Begin DATA LINES
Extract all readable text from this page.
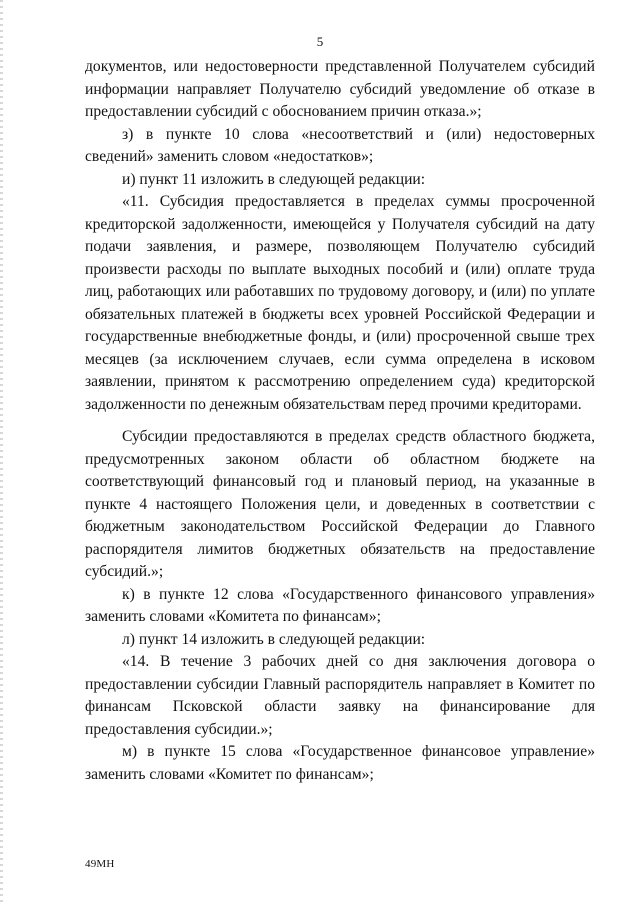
5

документов, или недостоверности представленной Получателем субсидий информации направляет Получателю субсидий уведомление об отказе в предоставлении субсидий с обоснованием причин отказа.»;

з) в пункте 10 слова «несоответствий и (или) недостоверных сведений» заменить словом «недостатков»;

и) пункт 11 изложить в следующей редакции:

«11. Субсидия предоставляется в пределах суммы просроченной кредиторской задолженности, имеющейся у Получателя субсидий на дату подачи заявления, и размере, позволяющем Получателю субсидий произвести расходы по выплате выходных пособий и (или) оплате труда лиц, работающих или работавших по трудовому договору, и (или) по уплате обязательных платежей в бюджеты всех уровней Российской Федерации и государственные внебюджетные фонды, и (или) просроченной свыше трех месяцев (за исключением случаев, если сумма определена в исковом заявлении, принятом к рассмотрению определением суда) кредиторской задолженности по денежным обязательствам перед прочими кредиторами.

Субсидии предоставляются в пределах средств областного бюджета, предусмотренных законом области об областном бюджете на соответствующий финансовый год и плановый период, на указанные в пункте 4 настоящего Положения цели, и доведенных в соответствии с бюджетным законодательством Российской Федерации до Главного распорядителя лимитов бюджетных обязательств на предоставление субсидий.»;

к) в пункте 12 слова «Государственного финансового управления» заменить словами «Комитета по финансам»;

л) пункт 14 изложить в следующей редакции:

«14. В течение 3 рабочих дней со дня заключения договора о предоставлении субсидии Главный распорядитель направляет в Комитет по финансам Псковской области заявку на финансирование для предоставления субсидии.»;

м) в пункте 15 слова «Государственное финансовое управление» заменить словами «Комитет по финансам»;

49МН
End DATA LINES
▶ TASK GOAL: Copy every record above exactly as written, but leave out the pictures.

▶ CORRECT RESPONSE:
Extract all readable text from this page.
5

документов, или недостоверности представленной Получателем субсидий информации направляет Получателю субсидий уведомление об отказе в предоставлении субсидий с обоснованием причин отказа.»;

з) в пункте 10 слова «несоответствий и (или) недостоверных сведений» заменить словом «недостатков»;

и) пункт 11 изложить в следующей редакции:

«11. Субсидия предоставляется в пределах суммы просроченной кредиторской задолженности, имеющейся у Получателя субсидий на дату подачи заявления, и размере, позволяющем Получателю субсидий произвести расходы по выплате выходных пособий и (или) оплате труда лиц, работающих или работавших по трудовому договору, и (или) по уплате обязательных платежей в бюджеты всех уровней Российской Федерации и государственные внебюджетные фонды, и (или) просроченной свыше трех месяцев (за исключением случаев, если сумма определена в исковом заявлении, принятом к рассмотрению определением суда) кредиторской задолженности по денежным обязательствам перед прочими кредиторами.

Субсидии предоставляются в пределах средств областного бюджета, предусмотренных законом области об областном бюджете на соответствующий финансовый год и плановый период, на указанные в пункте 4 настоящего Положения цели, и доведенных в соответствии с бюджетным законодательством Российской Федерации до Главного распорядителя лимитов бюджетных обязательств на предоставление субсидий.»;

к) в пункте 12 слова «Государственного финансового управления» заменить словами «Комитета по финансам»;

л) пункт 14 изложить в следующей редакции:

«14. В течение 3 рабочих дней со дня заключения договора о предоставлении субсидии Главный распорядитель направляет в Комитет по финансам Псковской области заявку на финансирование для предоставления субсидии.»;

м) в пункте 15 слова «Государственное финансовое управление» заменить словами «Комитет по финансам»;

49МН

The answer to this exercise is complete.